本文>
================

真菌による感染症/皮膚糸状菌(症)

真菌とは、簡単に言うとカビの仲間です。

病原性を持つ真菌が、皮膚の角化層や被毛や毛根に感染することによる皮膚病です。
約40種類の菌が知られています。
一般にかゆみを伴い原発病変を手や足で掻くことにより、全身に広がっていきます。
最初の病変は、脱毛または被毛の断裂が、円形ないし楕円形に見られます。
一見いわゆる、円形脱毛症のような外貌を示します。

【感染経路】

感染した動物の皮膚や病変に触ることによる。
これらの菌に汚染された衣類やジユウタンなどからも感染する。
なお、犬や猫に感染する真菌は大部分はヒトに対しても感染力を持つことが知られており、大変注意しなければいけない皮膚病です。

【ヒトの症状】

白癬などと言われる。

================

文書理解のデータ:
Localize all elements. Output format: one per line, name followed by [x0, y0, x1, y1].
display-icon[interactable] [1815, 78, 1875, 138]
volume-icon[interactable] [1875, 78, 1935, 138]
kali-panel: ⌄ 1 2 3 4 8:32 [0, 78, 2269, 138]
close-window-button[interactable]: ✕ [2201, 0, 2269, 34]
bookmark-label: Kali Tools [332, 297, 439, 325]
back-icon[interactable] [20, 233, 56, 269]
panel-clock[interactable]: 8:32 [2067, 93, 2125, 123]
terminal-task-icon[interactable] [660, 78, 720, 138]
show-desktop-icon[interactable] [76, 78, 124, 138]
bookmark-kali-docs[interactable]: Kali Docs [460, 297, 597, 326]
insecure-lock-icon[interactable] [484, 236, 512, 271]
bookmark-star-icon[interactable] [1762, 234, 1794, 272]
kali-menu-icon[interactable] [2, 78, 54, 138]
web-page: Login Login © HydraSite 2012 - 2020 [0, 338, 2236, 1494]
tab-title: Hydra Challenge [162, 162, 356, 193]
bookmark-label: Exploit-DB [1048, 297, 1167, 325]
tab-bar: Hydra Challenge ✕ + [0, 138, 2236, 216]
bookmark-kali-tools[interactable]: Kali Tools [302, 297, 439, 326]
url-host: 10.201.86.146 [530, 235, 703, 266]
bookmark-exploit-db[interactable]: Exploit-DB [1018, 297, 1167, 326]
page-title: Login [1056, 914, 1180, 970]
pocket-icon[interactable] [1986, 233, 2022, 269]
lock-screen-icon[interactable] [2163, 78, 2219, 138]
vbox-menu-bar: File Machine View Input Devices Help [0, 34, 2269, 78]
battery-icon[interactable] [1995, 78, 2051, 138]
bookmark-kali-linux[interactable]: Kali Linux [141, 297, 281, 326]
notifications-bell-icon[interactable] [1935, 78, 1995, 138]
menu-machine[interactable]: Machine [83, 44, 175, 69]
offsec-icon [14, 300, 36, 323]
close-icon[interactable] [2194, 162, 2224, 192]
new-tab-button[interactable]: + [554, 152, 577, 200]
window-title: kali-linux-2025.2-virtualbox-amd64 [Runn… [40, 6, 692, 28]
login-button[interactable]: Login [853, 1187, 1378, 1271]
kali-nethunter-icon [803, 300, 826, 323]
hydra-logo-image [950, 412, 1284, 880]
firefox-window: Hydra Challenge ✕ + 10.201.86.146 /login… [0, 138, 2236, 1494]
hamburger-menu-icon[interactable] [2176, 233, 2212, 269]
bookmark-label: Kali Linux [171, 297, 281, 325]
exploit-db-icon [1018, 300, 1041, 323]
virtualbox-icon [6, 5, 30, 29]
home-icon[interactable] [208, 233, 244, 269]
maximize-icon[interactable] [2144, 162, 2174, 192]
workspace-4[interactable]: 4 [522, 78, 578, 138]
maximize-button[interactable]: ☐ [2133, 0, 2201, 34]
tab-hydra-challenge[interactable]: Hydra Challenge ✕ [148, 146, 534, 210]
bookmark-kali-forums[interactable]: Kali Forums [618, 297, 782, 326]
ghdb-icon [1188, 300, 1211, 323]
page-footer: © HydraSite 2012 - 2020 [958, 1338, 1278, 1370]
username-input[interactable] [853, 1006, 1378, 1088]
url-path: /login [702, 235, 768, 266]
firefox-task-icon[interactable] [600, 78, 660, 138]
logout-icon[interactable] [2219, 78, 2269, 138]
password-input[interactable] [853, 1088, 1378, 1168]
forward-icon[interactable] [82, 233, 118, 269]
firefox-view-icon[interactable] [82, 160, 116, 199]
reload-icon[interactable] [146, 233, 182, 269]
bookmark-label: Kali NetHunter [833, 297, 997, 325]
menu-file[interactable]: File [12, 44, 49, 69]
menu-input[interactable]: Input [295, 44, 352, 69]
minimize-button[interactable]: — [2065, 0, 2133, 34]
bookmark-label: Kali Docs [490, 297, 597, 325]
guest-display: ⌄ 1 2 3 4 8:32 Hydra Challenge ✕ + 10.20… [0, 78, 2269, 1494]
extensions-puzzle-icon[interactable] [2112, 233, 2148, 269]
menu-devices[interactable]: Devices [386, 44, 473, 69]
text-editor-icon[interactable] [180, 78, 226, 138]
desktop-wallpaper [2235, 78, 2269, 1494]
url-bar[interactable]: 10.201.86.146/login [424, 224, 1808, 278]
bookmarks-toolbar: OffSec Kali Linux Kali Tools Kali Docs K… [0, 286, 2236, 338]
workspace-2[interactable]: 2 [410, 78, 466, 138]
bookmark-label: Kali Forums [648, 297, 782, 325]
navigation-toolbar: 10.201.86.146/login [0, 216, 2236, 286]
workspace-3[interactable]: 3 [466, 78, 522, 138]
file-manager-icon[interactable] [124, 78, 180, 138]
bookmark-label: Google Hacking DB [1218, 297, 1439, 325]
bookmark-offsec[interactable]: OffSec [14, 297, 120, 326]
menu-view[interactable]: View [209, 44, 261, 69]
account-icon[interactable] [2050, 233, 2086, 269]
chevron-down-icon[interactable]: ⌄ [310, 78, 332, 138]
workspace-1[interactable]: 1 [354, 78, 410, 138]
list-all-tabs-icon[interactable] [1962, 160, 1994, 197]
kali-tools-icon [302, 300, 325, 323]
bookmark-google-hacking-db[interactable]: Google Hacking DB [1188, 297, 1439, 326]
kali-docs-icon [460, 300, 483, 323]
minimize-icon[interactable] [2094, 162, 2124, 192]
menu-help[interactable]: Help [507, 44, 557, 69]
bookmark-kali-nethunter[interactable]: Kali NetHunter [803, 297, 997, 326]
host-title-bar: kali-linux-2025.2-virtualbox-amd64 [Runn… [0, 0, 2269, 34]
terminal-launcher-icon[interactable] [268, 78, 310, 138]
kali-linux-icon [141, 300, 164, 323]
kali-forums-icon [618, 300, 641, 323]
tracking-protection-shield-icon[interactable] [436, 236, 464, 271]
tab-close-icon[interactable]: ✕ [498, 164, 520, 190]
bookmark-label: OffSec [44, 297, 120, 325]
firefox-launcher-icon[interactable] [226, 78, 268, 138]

================

課題の指示>
A - 皮膚糸状菌症についての本文によると、この皮膚病の原因になる菌は約何種類知られていますか。
B - 皮膚糸状菌症の本文を、「真菌とは、簡単に言うとカビの仲間です。」から「感染した動物の皮膚や病変に触ることによる。」まで、そのまま書き写してください。

順番どおりの答え>
A - 約40種類です。

B -
真菌とは、簡単に言うとカビの仲間です。

病原性を持つ真菌が、皮膚の角化層や被毛や毛根に感染することによる皮膚病です。
約40種類の菌が知られています。
一般にかゆみを伴い原発病変を手や足で掻くことにより、全身に広がっていきます。
最初の病変は、脱毛または被毛の断裂が、円形ないし楕円形に見られます。
一見いわゆる、円形脱毛症のような外貌を示します。

【感染経路】

感染した動物の皮膚や病変に触ることによる。